### PROBLEM REQUIREMENTS
Pick out every line with the word "content" and copy it.

### DATA EXTRACT
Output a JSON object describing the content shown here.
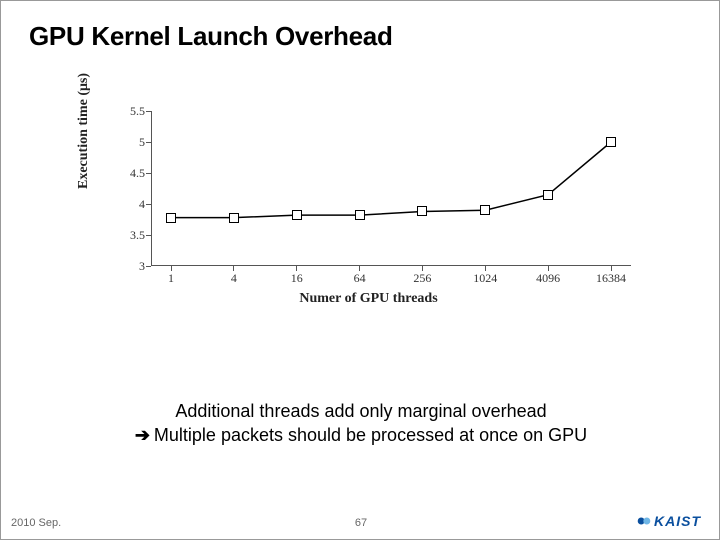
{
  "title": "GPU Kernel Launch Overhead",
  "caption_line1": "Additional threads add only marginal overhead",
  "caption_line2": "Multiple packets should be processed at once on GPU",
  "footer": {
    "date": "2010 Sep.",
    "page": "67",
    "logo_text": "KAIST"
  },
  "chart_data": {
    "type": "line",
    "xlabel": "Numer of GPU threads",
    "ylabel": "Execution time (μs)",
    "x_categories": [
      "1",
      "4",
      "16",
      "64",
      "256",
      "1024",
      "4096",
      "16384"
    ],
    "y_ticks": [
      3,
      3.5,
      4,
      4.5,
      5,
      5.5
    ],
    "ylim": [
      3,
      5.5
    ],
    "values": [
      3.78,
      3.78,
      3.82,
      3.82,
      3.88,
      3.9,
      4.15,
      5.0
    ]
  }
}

==

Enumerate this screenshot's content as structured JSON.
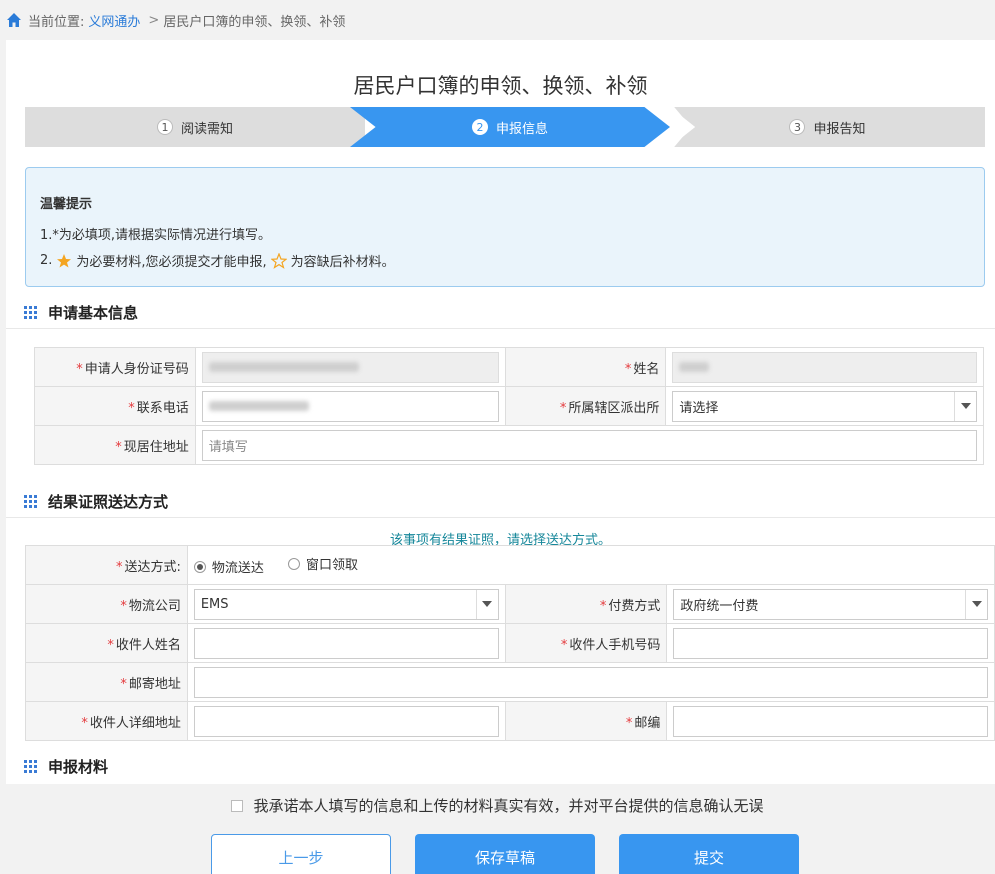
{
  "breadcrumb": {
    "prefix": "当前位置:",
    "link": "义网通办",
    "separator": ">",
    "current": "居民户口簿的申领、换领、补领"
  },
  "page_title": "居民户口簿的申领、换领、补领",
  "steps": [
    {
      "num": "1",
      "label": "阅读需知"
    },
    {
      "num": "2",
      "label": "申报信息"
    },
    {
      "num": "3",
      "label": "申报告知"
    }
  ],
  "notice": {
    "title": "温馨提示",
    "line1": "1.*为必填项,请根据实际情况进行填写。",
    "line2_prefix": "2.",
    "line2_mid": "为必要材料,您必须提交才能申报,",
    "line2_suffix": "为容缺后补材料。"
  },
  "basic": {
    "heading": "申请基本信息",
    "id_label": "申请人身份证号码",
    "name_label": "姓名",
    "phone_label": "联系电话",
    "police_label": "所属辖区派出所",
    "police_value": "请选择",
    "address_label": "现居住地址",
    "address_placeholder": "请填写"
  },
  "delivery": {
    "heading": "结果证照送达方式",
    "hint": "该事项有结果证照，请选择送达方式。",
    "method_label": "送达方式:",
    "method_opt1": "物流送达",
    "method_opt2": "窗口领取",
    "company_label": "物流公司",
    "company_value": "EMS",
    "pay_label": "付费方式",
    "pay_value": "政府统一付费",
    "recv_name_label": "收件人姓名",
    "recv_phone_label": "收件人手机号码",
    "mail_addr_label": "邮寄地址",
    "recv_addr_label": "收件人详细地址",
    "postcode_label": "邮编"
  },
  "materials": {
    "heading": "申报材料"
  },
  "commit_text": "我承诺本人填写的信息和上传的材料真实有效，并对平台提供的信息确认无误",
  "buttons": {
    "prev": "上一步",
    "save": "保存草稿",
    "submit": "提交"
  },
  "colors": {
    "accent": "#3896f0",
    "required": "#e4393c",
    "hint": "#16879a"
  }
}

### RESPONSE BELOW
Output a JSON object describing the content shown here.
Enumerate this screenshot's content as structured JSON.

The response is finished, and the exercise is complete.